** start of Provided data **

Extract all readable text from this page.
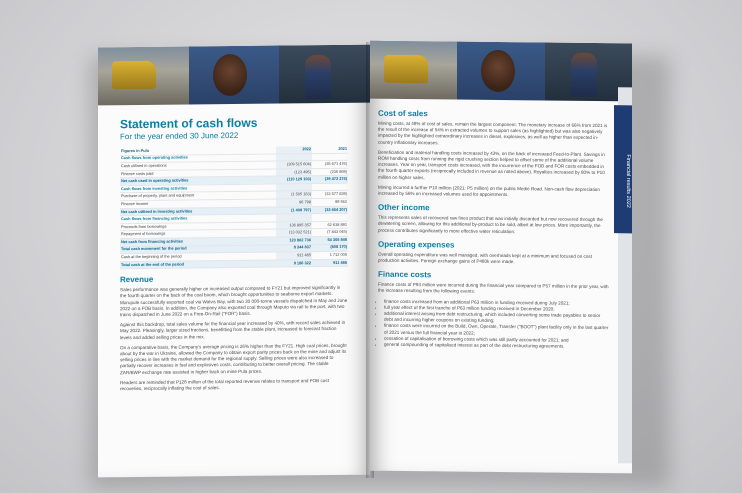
Statement of cash flows
For the year ended 30 June 2022
Figures in Pula	2022	2021
Cash flows from operating activities		
Cash utilised in operations	(109 515 604)	(35 671 476)
Finance costs paid	(123 495)	(236 869)
Net cash used in operating activities	(110 129 103)	(39 473 274)
Cash flows from investing activities		
Purchase of property, plant and equipment	(1 505 163)	(33 577 839)
Finance income	96 798	99 562
Net cash utilised in investing activities	(1 408 797)	(33 664 207)
Cash flows from financing activities		
Proceeds from borrowings	136 895 357	62 638 891
Repayment of borrowings	(13 032 521)	(7 843 045)
Net cash from financing activities	123 862 736	54 355 846
Total cash movement for the period	8 344 837	(808 170)
Cash at the beginning of the period	911 485	1 712 005
Total cash at the end of the period	9 186 322	911 485
Revenue

Sales performance was generally higher on increased output compared to FY21 but improved significantly in the fourth quarter on the back of the coal boom, which brought opportunities to seaborne export markets. Morupule successfully exported coal via Walvis Bay, with two 30 000-tonne vessels dispatched in May and June 2022 on a FOB basis. In addition, the Company also exported coal through Maputo via rail to the port, with two trains dispatched in June 2022 on a Free-On-Rail ("FOR") basis.

Against this backdrop, total sales volume for the financial year increased by 40%, with record sales achieved in May 2022. Pleasingly, larger sized fractions, benefitting from the stable plant, increased to forecast fraction levels and added selling prices in the mix.

On a comparative basis, the Company's average pricing is 26% higher than the FY21. High coal prices, brought about by the war in Ukraine, allowed the Company to obtain export parity prices back on the mine and adjust its selling prices in line with the market demand for the regional supply. Selling prices were also increased to partially recover increases in fuel and explosives costs, contributing to better overall pricing. The stable ZAR/BWP exchange rate assisted in higher back on mine Pula prices.

Readers are reminded that P128 million of the total reported revenue relates to transport and FOB cost recoveries, reciprocally inflating the cost of sales.

Financial results 2022
Cost of sales

Mining costs, at 48% of cost of sales, remain the largest component. The monetary increase of 66% from 2021 is the result of the increase of 54% in extracted volumes to support sales (as highlighted) but was also negatively impacted by the highlighted extraordinary increases in diesel, explosives, as well as higher than expected in-country inflationary increases.

Beneficiation and material handling costs increased by 43%, on the back of increased Feed-to-Plant. Savings in ROM handling costs from running the rigid crushing section helped to offset some of the additional volume increases. Year on year, transport costs increased, with the incurrence of the FOB and FOR costs embedded in the fourth quarter exports (reciprocally included in revenue as noted above). Royalties increased by 80% to P10 million on higher sales.

Mining incurred a further P10 million (2021: P5 million) on the public Medie Road. Non-cash flow depreciation increased by 56% on increased volumes used for appointments.

Other income

This represents sales of recovered raw fines product that was initially discarded but now recovered through the dewatering screen, allowing for this additional by-product to be sold, albeit at low prices. More importantly, the process contributes significantly to more effective water reticulation.

Operating expenses

Overall operating expenditure was well managed, with overheads kept at a minimum and focused on cost production activities. Foreign exchange gains of P480k were made.

Finance costs

Finance costs of P93 million were incurred during the financial year compared to P57 million in the prior year, with the increase resulting from the following events:

• finance costs increased from an additional P63 million in funding received during July 2021;
• full year effect of the first tranche of P63 million funding received in December 2020;
• additional interest arising from debt restructuring, which included converting some trade payables to senior debt and incurring higher coupons on existing funding;
• finance costs were incurred on the Build, Own, Operate, Transfer ("BOOT") plant facility only in the last quarter of 2021 versus the full financial year in 2022;
• cessation of capitalisation of borrowing costs which was still partly accounted for 2021; and
• general compounding of capitalised interest as part of the debt restructuring agreements.
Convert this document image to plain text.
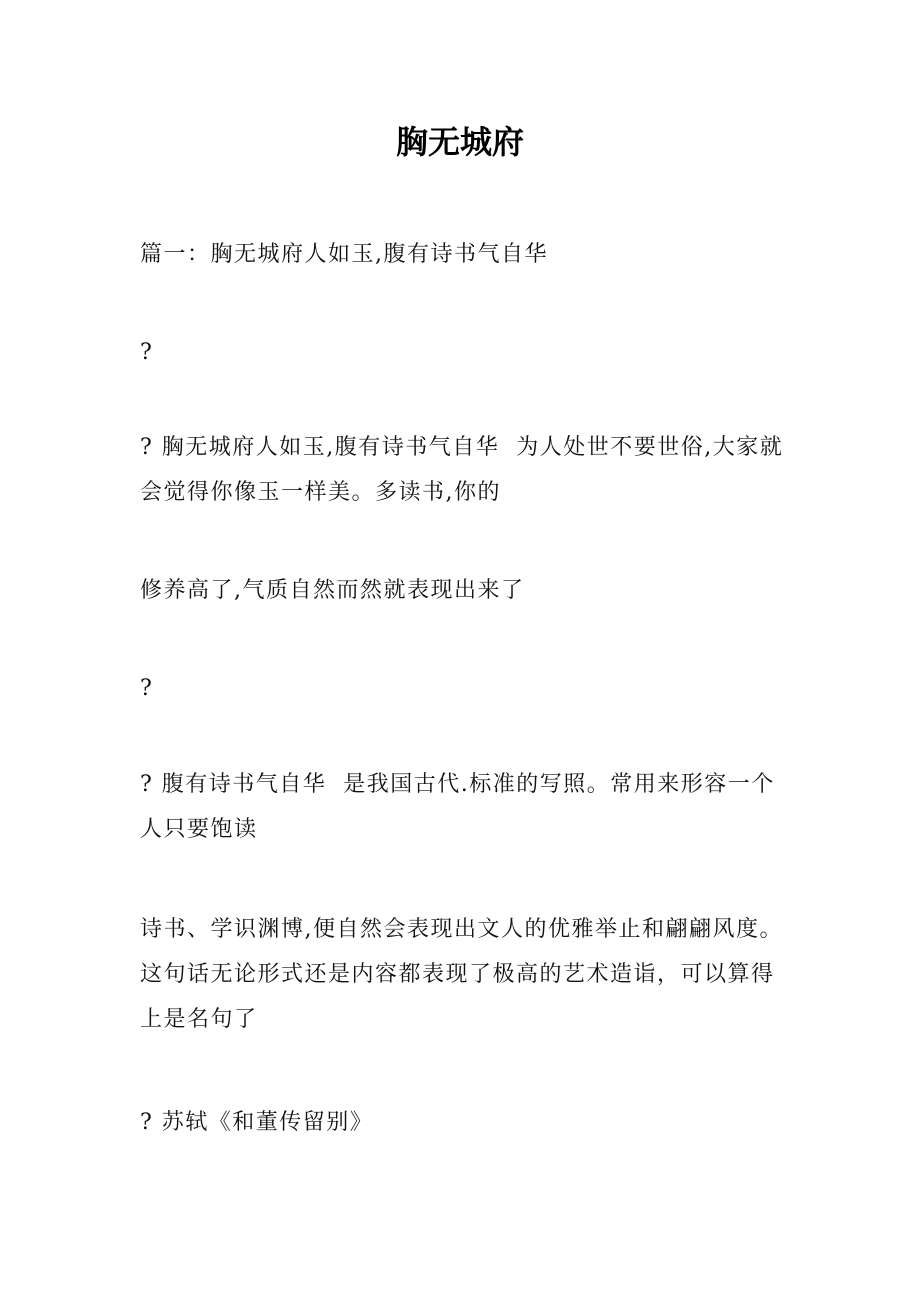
胸无城府

篇一：胸无城府人如玉,腹有诗书气自华

?

? 胸无城府人如玉,腹有诗书气自华  为人处世不要世俗,大家就会觉得你像玉一样美。多读书,你的

修养高了,气质自然而然就表现出来了

?

? 腹有诗书气自华  是我国古代.标准的写照。常用来形容一个人只要饱读

诗书、学识渊博,便自然会表现出文人的优雅举止和翩翩风度。这句话无论形式还是内容都表现了极高的艺术造诣，可以算得上是名句了

? 苏轼《和董传留别》
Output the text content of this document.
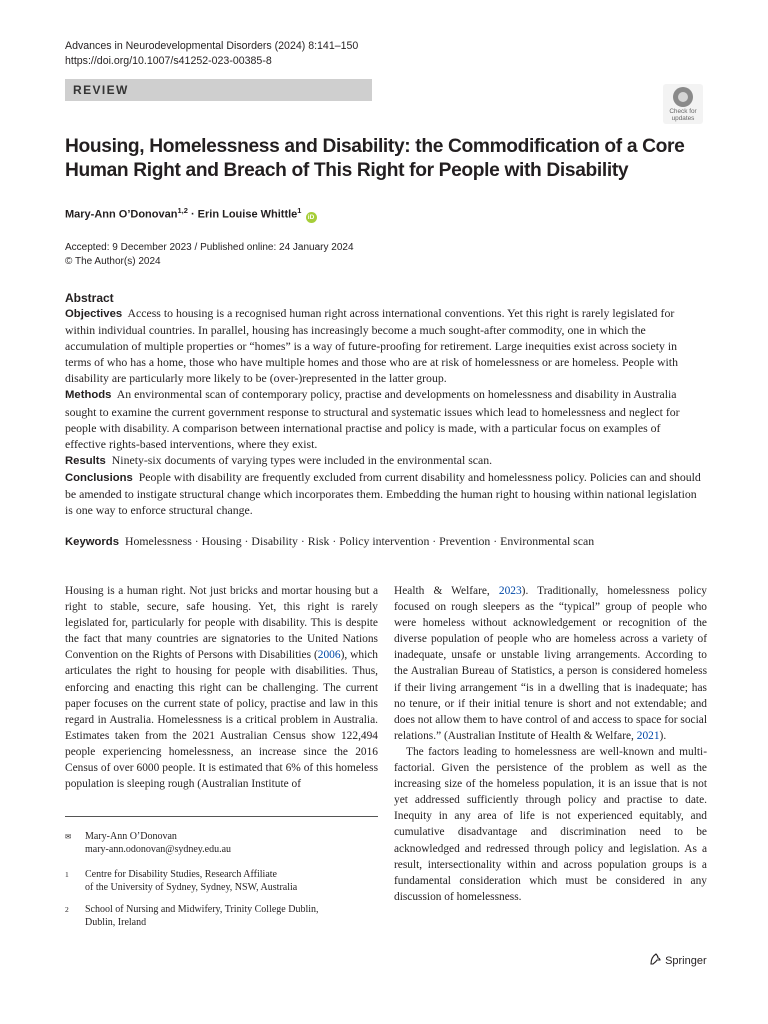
Advances in Neurodevelopmental Disorders (2024) 8:141–150
https://doi.org/10.1007/s41252-023-00385-8
REVIEW
Check for
updates
Housing, Homelessness and Disability: the Commodification of a Core Human Right and Breach of This Right for People with Disability
Mary-Ann O’Donovan$^{1,2}$ · Erin Louise Whittle$^1$ iD
Accepted: 9 December 2023 / Published online: 24 January 2024
© The Author(s) 2024
Abstract

Objectives Access to housing is a recognised human right across international conventions. Yet this right is rarely legislated for within individual countries. In parallel, housing has increasingly become a much sought-after commodity, one in which the accumulation of multiple properties or “homes” is a way of future-proofing for retirement. Large inequities exist across society in terms of who has a home, those who have multiple homes and those who are at risk of homelessness or are homeless. People with disability are particularly more likely to be (over-)represented in the latter group.

Methods An environmental scan of contemporary policy, practise and developments on homelessness and disability in Australia sought to examine the current government response to structural and systematic issues which lead to homelessness and neglect for people with disability. A comparison between international practise and policy is made, with a particular focus on examples of effective rights-based interventions, where they exist.

Results Ninety-six documents of varying types were included in the environmental scan.

Conclusions People with disability are frequently excluded from current disability and homelessness policy. Policies can and should be amended to instigate structural change which incorporates them. Embedding the human right to housing within national legislation is one way to enforce structural change.

Keywords Homelessness · Housing · Disability · Risk · Policy intervention · Prevention · Environmental scan

Housing is a human right. Not just bricks and mortar housing but a right to stable, secure, safe housing. Yet, this right is rarely legislated for, particularly for people with disability. This is despite the fact that many countries are signatories to the United Nations Convention on the Rights of Persons with Disabilities (2006), which articulates the right to housing for people with disabilities. Thus, enforcing and enacting this right can be challenging. The current paper focuses on the current state of policy, practise and law in this regard in Australia. Homelessness is a critical problem in Australia. Estimates taken from the 2021 Australian Census show 122,494 people experiencing homelessness, an increase since the 2016 Census of over 6000 people. It is estimated that 6% of this homeless population is sleeping rough (Australian Institute of

Health & Welfare, 2023). Traditionally, homelessness policy focused on rough sleepers as the “typical” group of people who were homeless without acknowledgement or recognition of the diverse population of people who are homeless across a variety of inadequate, unsafe or unstable living arrangements. According to the Australian Bureau of Statistics, a person is considered homeless if their living arrangement “is in a dwelling that is inadequate; has no tenure, or if their initial tenure is short and not extendable; and does not allow them to have control of and access to space for social relations.” (Australian Institute of Health & Welfare, 2021).

The factors leading to homelessness are well-known and multi-factorial. Given the persistence of the problem as well as the increasing size of the homeless population, it is an issue that is not yet addressed sufficiently through policy and practise to date. Inequity in any area of life is not experienced equitably, and cumulative disadvantage and discrimination need to be acknowledged and redressed through policy and legislation. As a result, intersectionality within and across population groups is a fundamental consideration which must be considered in any discussion of homelessness.

✉ Mary-Ann O’Donovan
mary-ann.odonovan@sydney.edu.au
1 Centre for Disability Studies, Research Affiliate
of the University of Sydney, Sydney, NSW, Australia
2 School of Nursing and Midwifery, Trinity College Dublin,
Dublin, Ireland
Springer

** end of Provided data **

### Task brief
Omit the images and transcribe all of the records above word for word.

### Exercise solution
Extract all readable text from this page.
Statement of cash flows
For the year ended 30 June 2022
Figures in Pula	2022	2021
Cash flows from operating activities		
Cash utilised in operations	(109 515 604)	(35 671 476)
Finance costs paid	(123 495)	(236 869)
Net cash used in operating activities	(110 129 103)	(39 473 274)
Cash flows from investing activities		
Purchase of property, plant and equipment	(1 505 163)	(33 577 839)
Finance income	96 798	99 562
Net cash utilised in investing activities	(1 408 797)	(33 664 207)
Cash flows from financing activities		
Proceeds from borrowings	136 895 357	62 638 891
Repayment of borrowings	(13 032 521)	(7 843 045)
Net cash from financing activities	123 862 736	54 355 846
Total cash movement for the period	8 344 837	(808 170)
Cash at the beginning of the period	911 485	1 712 005
Total cash at the end of the period	9 186 322	911 485
Revenue

Sales performance was generally higher on increased output compared to FY21 but improved significantly in the fourth quarter on the back of the coal boom, which brought opportunities to seaborne export markets. Morupule successfully exported coal via Walvis Bay, with two 30 000-tonne vessels dispatched in May and June 2022 on a FOB basis. In addition, the Company also exported coal through Maputo via rail to the port, with two trains dispatched in June 2022 on a Free-On-Rail ("FOR") basis.

Against this backdrop, total sales volume for the financial year increased by 40%, with record sales achieved in May 2022. Pleasingly, larger sized fractions, benefitting from the stable plant, increased to forecast fraction levels and added selling prices in the mix.

On a comparative basis, the Company's average pricing is 26% higher than the FY21. High coal prices, brought about by the war in Ukraine, allowed the Company to obtain export parity prices back on the mine and adjust its selling prices in line with the market demand for the regional supply. Selling prices were also increased to partially recover increases in fuel and explosives costs, contributing to better overall pricing. The stable ZAR/BWP exchange rate assisted in higher back on mine Pula prices.

Readers are reminded that P128 million of the total reported revenue relates to transport and FOB cost recoveries, reciprocally inflating the cost of sales.

Financial results 2022
Cost of sales

Mining costs, at 48% of cost of sales, remain the largest component. The monetary increase of 66% from 2021 is the result of the increase of 54% in extracted volumes to support sales (as highlighted) but was also negatively impacted by the highlighted extraordinary increases in diesel, explosives, as well as higher than expected in-country inflationary increases.

Beneficiation and material handling costs increased by 43%, on the back of increased Feed-to-Plant. Savings in ROM handling costs from running the rigid crushing section helped to offset some of the additional volume increases. Year on year, transport costs increased, with the incurrence of the FOB and FOR costs embedded in the fourth quarter exports (reciprocally included in revenue as noted above). Royalties increased by 80% to P10 million on higher sales.

Mining incurred a further P10 million (2021: P5 million) on the public Medie Road. Non-cash flow depreciation increased by 56% on increased volumes used for appointments.

Other income

This represents sales of recovered raw fines product that was initially discarded but now recovered through the dewatering screen, allowing for this additional by-product to be sold, albeit at low prices. More importantly, the process contributes significantly to more effective water reticulation.

Operating expenses

Overall operating expenditure was well managed, with overheads kept at a minimum and focused on cost production activities. Foreign exchange gains of P480k were made.

Finance costs

Finance costs of P93 million were incurred during the financial year compared to P57 million in the prior year, with the increase resulting from the following events:

• finance costs increased from an additional P63 million in funding received during July 2021;
• full year effect of the first tranche of P63 million funding received in December 2020;
• additional interest arising from debt restructuring, which included converting some trade payables to senior debt and incurring higher coupons on existing funding;
• finance costs were incurred on the Build, Own, Operate, Transfer ("BOOT") plant facility only in the last quarter of 2021 versus the full financial year in 2022;
• cessation of capitalisation of borrowing costs which was still partly accounted for 2021; and
• general compounding of capitalised interest as part of the debt restructuring agreements.
Convert this document image to plain text.
胸无城府

篇一：胸无城府人如玉,腹有诗书气自华

?

? 胸无城府人如玉,腹有诗书气自华  为人处世不要世俗,大家就会觉得你像玉一样美。多读书,你的

修养高了,气质自然而然就表现出来了

?

? 腹有诗书气自华  是我国古代.标准的写照。常用来形容一个人只要饱读

诗书、学识渊博,便自然会表现出文人的优雅举止和翩翩风度。这句话无论形式还是内容都表现了极高的艺术造诣，可以算得上是名句了

? 苏轼《和董传留别》
Output the text content of this document.
Advances in Neurodevelopmental Disorders (2024) 8:141–150
https://doi.org/10.1007/s41252-023-00385-8
REVIEW
Check for
updates
Housing, Homelessness and Disability: the Commodification of a Core Human Right and Breach of This Right for People with Disability
Mary-Ann O’Donovan$^{1,2}$ · Erin Louise Whittle$^1$ iD
Accepted: 9 December 2023 / Published online: 24 January 2024
© The Author(s) 2024
Abstract

Objectives Access to housing is a recognised human right across international conventions. Yet this right is rarely legislated for within individual countries. In parallel, housing has increasingly become a much sought-after commodity, one in which the accumulation of multiple properties or “homes” is a way of future-proofing for retirement. Large inequities exist across society in terms of who has a home, those who have multiple homes and those who are at risk of homelessness or are homeless. People with disability are particularly more likely to be (over-)represented in the latter group.

Methods An environmental scan of contemporary policy, practise and developments on homelessness and disability in Australia sought to examine the current government response to structural and systematic issues which lead to homelessness and neglect for people with disability. A comparison between international practise and policy is made, with a particular focus on examples of effective rights-based interventions, where they exist.

Results Ninety-six documents of varying types were included in the environmental scan.

Conclusions People with disability are frequently excluded from current disability and homelessness policy. Policies can and should be amended to instigate structural change which incorporates them. Embedding the human right to housing within national legislation is one way to enforce structural change.

Keywords Homelessness · Housing · Disability · Risk · Policy intervention · Prevention · Environmental scan

Housing is a human right. Not just bricks and mortar housing but a right to stable, secure, safe housing. Yet, this right is rarely legislated for, particularly for people with disability. This is despite the fact that many countries are signatories to the United Nations Convention on the Rights of Persons with Disabilities (2006), which articulates the right to housing for people with disabilities. Thus, enforcing and enacting this right can be challenging. The current paper focuses on the current state of policy, practise and law in this regard in Australia. Homelessness is a critical problem in Australia. Estimates taken from the 2021 Australian Census show 122,494 people experiencing homelessness, an increase since the 2016 Census of over 6000 people. It is estimated that 6% of this homeless population is sleeping rough (Australian Institute of

Health & Welfare, 2023). Traditionally, homelessness policy focused on rough sleepers as the “typical” group of people who were homeless without acknowledgement or recognition of the diverse population of people who are homeless across a variety of inadequate, unsafe or unstable living arrangements. According to the Australian Bureau of Statistics, a person is considered homeless if their living arrangement “is in a dwelling that is inadequate; has no tenure, or if their initial tenure is short and not extendable; and does not allow them to have control of and access to space for social relations.” (Australian Institute of Health & Welfare, 2021).

The factors leading to homelessness are well-known and multi-factorial. Given the persistence of the problem as well as the increasing size of the homeless population, it is an issue that is not yet addressed sufficiently through policy and practise to date. Inequity in any area of life is not experienced equitably, and cumulative disadvantage and discrimination need to be acknowledged and redressed through policy and legislation. As a result, intersectionality within and across population groups is a fundamental consideration which must be considered in any discussion of homelessness.

✉ Mary-Ann O’Donovan
mary-ann.odonovan@sydney.edu.au
1 Centre for Disability Studies, Research Affiliate
of the University of Sydney, Sydney, NSW, Australia
2 School of Nursing and Midwifery, Trinity College Dublin,
Dublin, Ireland
Springer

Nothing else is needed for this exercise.